## TASK TO COMPLETE
Without the pictures, give the entries below again exactly as written.

## LISTED ENTRIES
↓

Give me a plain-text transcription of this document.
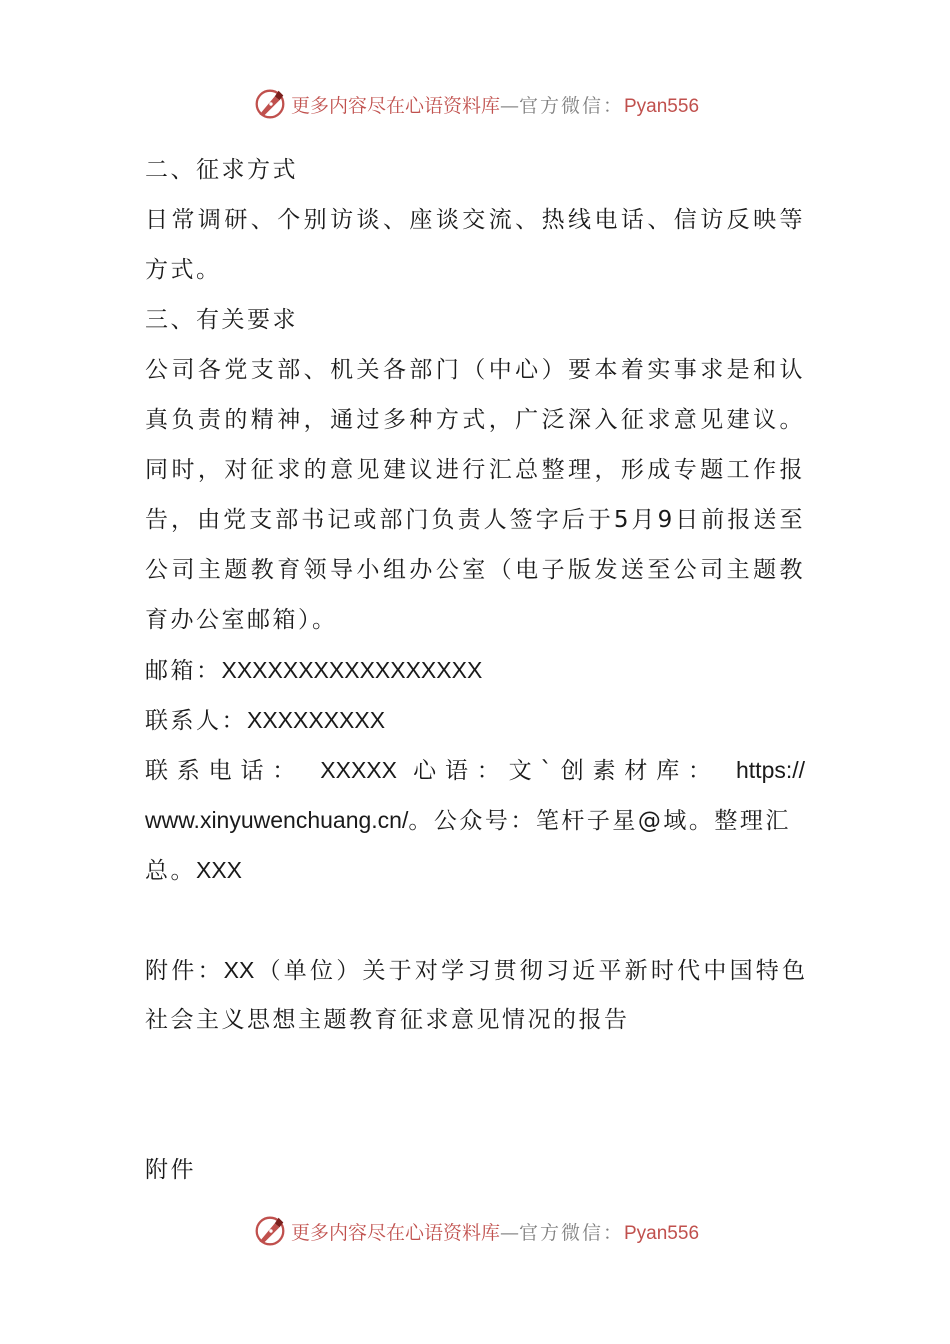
更多内容尽在心语资料库—官方微信：Pyan556
二、征求方式
日常调研、个别访谈、座谈交流、热线电话、信访反映等
方式。
三、有关要求
公司各党支部、机关各部门（中心）要本着实事求是和认
真负责的精神，通过多种方式，广泛深入征求意见建议。
同时，对征求的意见建议进行汇总整理，形成专题工作报
告，由党支部书记或部门负责人签字后于5月9日前报送至
公司主题教育领导小组办公室（电子版发送至公司主题教
育办公室邮箱）。
邮箱：XXXXXXXXXXXXXXXXX
联系人：XXXXXXXXX
联系电话： XXXXX 心语：文`创素材库： https://
www.xinyuwenchuang.cn/。公众号：笔杆子星@域。整理汇
总。XXX
附件：XX（单位）关于对学习贯彻习近平新时代中国特色
社会主义思想主题教育征求意见情况的报告
附件
更多内容尽在心语资料库—官方微信：Pyan556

↑

## TASK RESULT
Give me a plain-text transcription of this document.
更多内容尽在心语资料库—官方微信：Pyan556
二、征求方式
日常调研、个别访谈、座谈交流、热线电话、信访反映等
方式。
三、有关要求
公司各党支部、机关各部门（中心）要本着实事求是和认
真负责的精神，通过多种方式，广泛深入征求意见建议。
同时，对征求的意见建议进行汇总整理，形成专题工作报
告，由党支部书记或部门负责人签字后于5月9日前报送至
公司主题教育领导小组办公室（电子版发送至公司主题教
育办公室邮箱）。
邮箱：XXXXXXXXXXXXXXXXX
联系人：XXXXXXXXX
联系电话： XXXXX 心语：文`创素材库： https://
www.xinyuwenchuang.cn/。公众号：笔杆子星@域。整理汇
总。XXX
附件：XX（单位）关于对学习贯彻习近平新时代中国特色
社会主义思想主题教育征求意见情况的报告
附件
更多内容尽在心语资料库—官方微信：Pyan556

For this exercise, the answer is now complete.